**Short task**
Copy the data precisely, character for character, and leave out every picture.

**Task material**
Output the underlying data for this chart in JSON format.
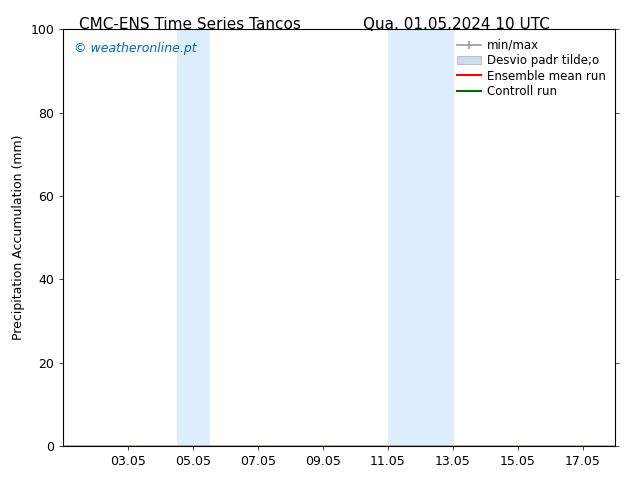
{
  "title_left": "CMC-ENS Time Series Tancos",
  "title_right": "Qua. 01.05.2024 10 UTC",
  "ylabel": "Precipitation Accumulation (mm)",
  "ylim": [
    0,
    100
  ],
  "yticks": [
    0,
    20,
    40,
    60,
    80,
    100
  ],
  "watermark": "© weatheronline.pt",
  "watermark_color": "#0066cc",
  "x_min": 1.0,
  "x_max": 18.0,
  "x_tick_labels": [
    "03.05",
    "05.05",
    "07.05",
    "09.05",
    "11.05",
    "13.05",
    "15.05",
    "17.05"
  ],
  "x_tick_positions": [
    3,
    5,
    7,
    9,
    11,
    13,
    15,
    17
  ],
  "shaded_regions": [
    {
      "start": 4.5,
      "end": 5.5,
      "color": "#ddeeff"
    },
    {
      "start": 11.0,
      "end": 13.0,
      "color": "#ddeeff"
    }
  ],
  "legend_entries": [
    {
      "label": "min/max",
      "color": "#999999"
    },
    {
      "label": "Desvio padr tilde;o",
      "color": "#ccddf0"
    },
    {
      "label": "Ensemble mean run",
      "color": "#ff0000"
    },
    {
      "label": "Controll run",
      "color": "#006600"
    }
  ],
  "bg_color": "#ffffff",
  "title_fontsize": 11,
  "tick_fontsize": 9,
  "legend_fontsize": 8.5,
  "ylabel_fontsize": 9
}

**Correct output**
Output the underlying data for this chart in JSON format.
{
  "title_left": "CMC-ENS Time Series Tancos",
  "title_right": "Qua. 01.05.2024 10 UTC",
  "ylabel": "Precipitation Accumulation (mm)",
  "ylim": [
    0,
    100
  ],
  "yticks": [
    0,
    20,
    40,
    60,
    80,
    100
  ],
  "watermark": "© weatheronline.pt",
  "watermark_color": "#0066cc",
  "x_min": 1.0,
  "x_max": 18.0,
  "x_tick_labels": [
    "03.05",
    "05.05",
    "07.05",
    "09.05",
    "11.05",
    "13.05",
    "15.05",
    "17.05"
  ],
  "x_tick_positions": [
    3,
    5,
    7,
    9,
    11,
    13,
    15,
    17
  ],
  "shaded_regions": [
    {
      "start": 4.5,
      "end": 5.5,
      "color": "#ddeeff"
    },
    {
      "start": 11.0,
      "end": 13.0,
      "color": "#ddeeff"
    }
  ],
  "legend_entries": [
    {
      "label": "min/max",
      "color": "#999999"
    },
    {
      "label": "Desvio padr tilde;o",
      "color": "#ccddf0"
    },
    {
      "label": "Ensemble mean run",
      "color": "#ff0000"
    },
    {
      "label": "Controll run",
      "color": "#006600"
    }
  ],
  "bg_color": "#ffffff",
  "title_fontsize": 11,
  "tick_fontsize": 9,
  "legend_fontsize": 8.5,
  "ylabel_fontsize": 9
}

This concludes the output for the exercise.